┌────────

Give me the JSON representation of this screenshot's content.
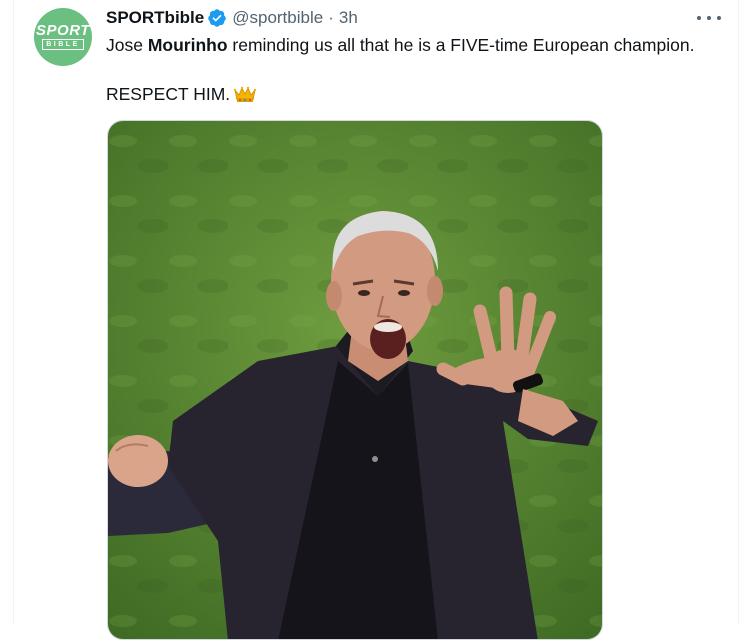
{
  "tweet": {
    "display_name": "SPORTbible",
    "handle": "@sportbible",
    "separator": "·",
    "time": "3h",
    "text_line1_pre": "Jose ",
    "text_line1_bold": "Mourinho",
    "text_line1_post": " reminding us all that he is a FIVE-time European champion.",
    "text_line2": "RESPECT HIM."
  },
  "avatar": {
    "top_text": "SPORT",
    "bottom_text": "BIBLE"
  },
  "icons": {
    "verified": "verified-badge-icon",
    "more": "more-horizontal-icon",
    "emoji": "crown-emoji"
  },
  "colors": {
    "avatar_green": "#6abf81",
    "verified_blue": "#1d9bf0",
    "secondary_text": "#536471",
    "pitch_green": "#5a8a32"
  }
}
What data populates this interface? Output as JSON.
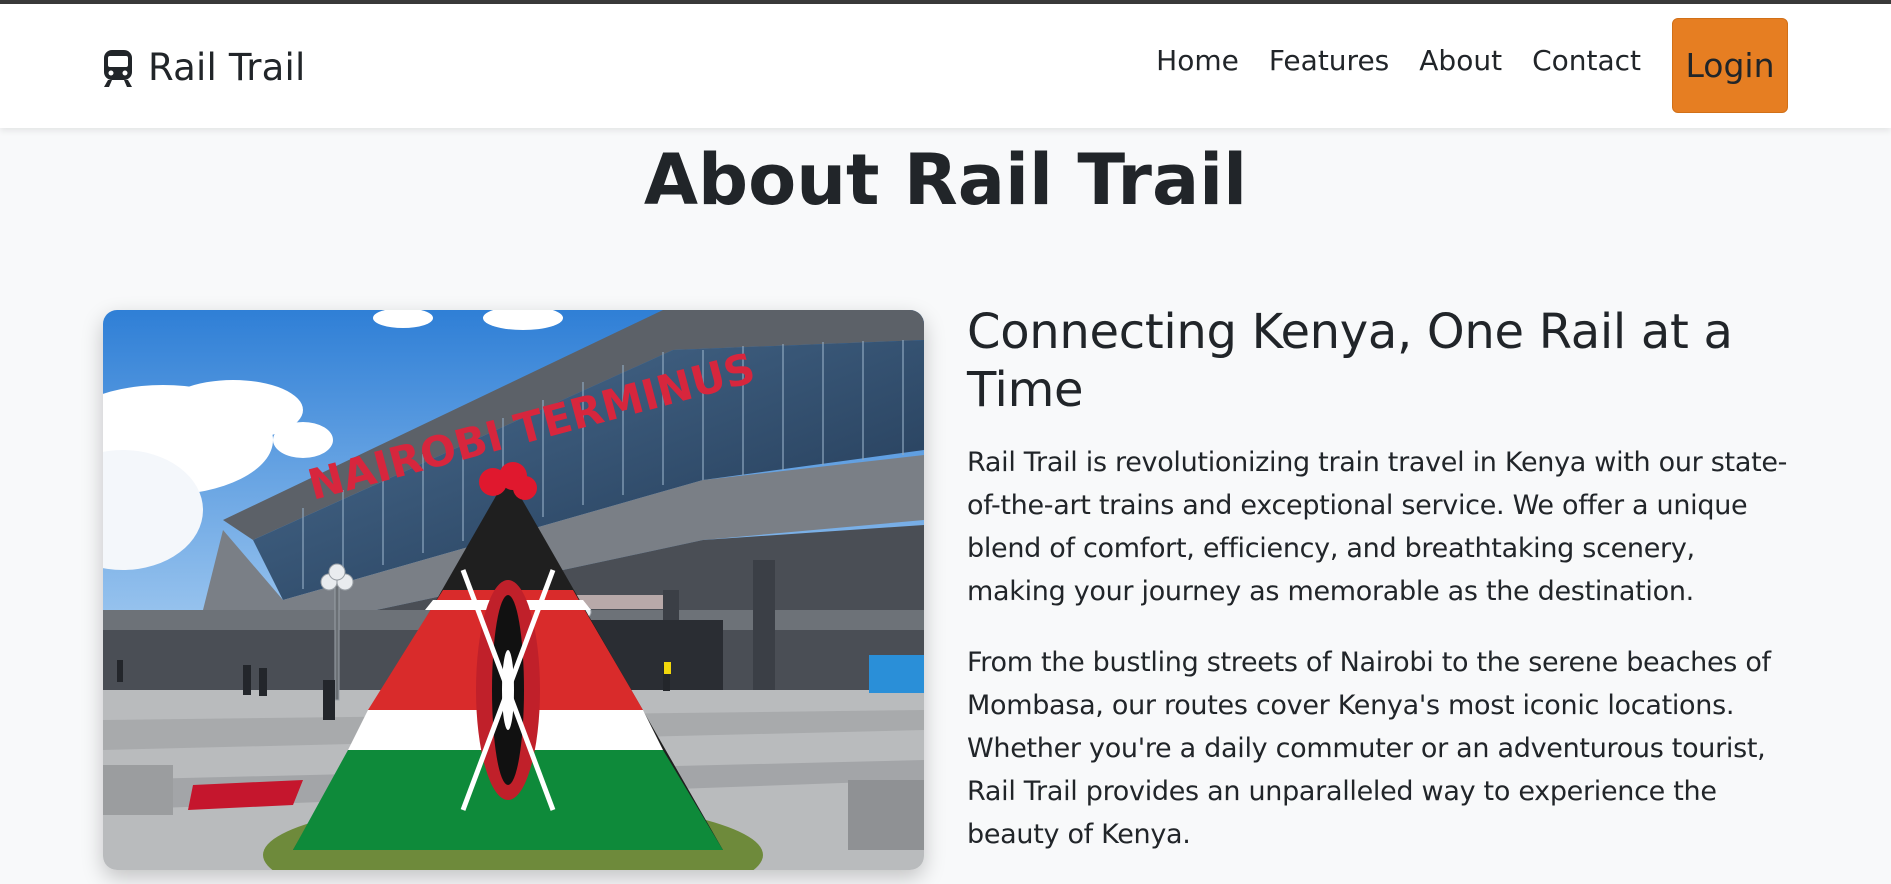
{
  "nav": {
    "brand": "Rail Trail",
    "brand_icon": "train-icon",
    "links": [
      "Home",
      "Features",
      "About",
      "Contact"
    ],
    "login_label": "Login",
    "login_color": "#e67e22"
  },
  "about": {
    "title": "About Rail Trail",
    "subtitle": "Connecting Kenya, One Rail at a Time",
    "paragraphs": [
      "Rail Trail is revolutionizing train travel in Kenya with our state-of-the-art trains and exceptional service. We offer a unique blend of comfort, efficiency, and breathtaking scenery, making your journey as memorable as the destination.",
      "From the bustling streets of Nairobi to the serene beaches of Mombasa, our routes cover Kenya's most iconic locations. Whether you're a daily commuter or an adventurous tourist, Rail Trail provides an unparalleled way to experience the beauty of Kenya."
    ],
    "image": {
      "subject": "Nairobi Terminus station with a Kenyan flag display",
      "sign_text": "NAIROBI TERMINUS"
    }
  }
}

└────────

- [Work to be completed]: Reproduce the full listing above verbatim, with no pictures included.

- [Exercise result]:
Give me the JSON representation of this screenshot's content.
{
  "tweet": {
    "display_name": "SPORTbible",
    "handle": "@sportbible",
    "separator": "·",
    "time": "3h",
    "text_line1_pre": "Jose ",
    "text_line1_bold": "Mourinho",
    "text_line1_post": " reminding us all that he is a FIVE-time European champion.",
    "text_line2": "RESPECT HIM."
  },
  "avatar": {
    "top_text": "SPORT",
    "bottom_text": "BIBLE"
  },
  "icons": {
    "verified": "verified-badge-icon",
    "more": "more-horizontal-icon",
    "emoji": "crown-emoji"
  },
  "colors": {
    "avatar_green": "#6abf81",
    "verified_blue": "#1d9bf0",
    "secondary_text": "#536471",
    "pitch_green": "#5a8a32"
  }
}
What data populates this interface? Output as JSON.
{
  "nav": {
    "brand": "Rail Trail",
    "brand_icon": "train-icon",
    "links": [
      "Home",
      "Features",
      "About",
      "Contact"
    ],
    "login_label": "Login",
    "login_color": "#e67e22"
  },
  "about": {
    "title": "About Rail Trail",
    "subtitle": "Connecting Kenya, One Rail at a Time",
    "paragraphs": [
      "Rail Trail is revolutionizing train travel in Kenya with our state-of-the-art trains and exceptional service. We offer a unique blend of comfort, efficiency, and breathtaking scenery, making your journey as memorable as the destination.",
      "From the bustling streets of Nairobi to the serene beaches of Mombasa, our routes cover Kenya's most iconic locations. Whether you're a daily commuter or an adventurous tourist, Rail Trail provides an unparalleled way to experience the beauty of Kenya."
    ],
    "image": {
      "subject": "Nairobi Terminus station with a Kenyan flag display",
      "sign_text": "NAIROBI TERMINUS"
    }
  }
}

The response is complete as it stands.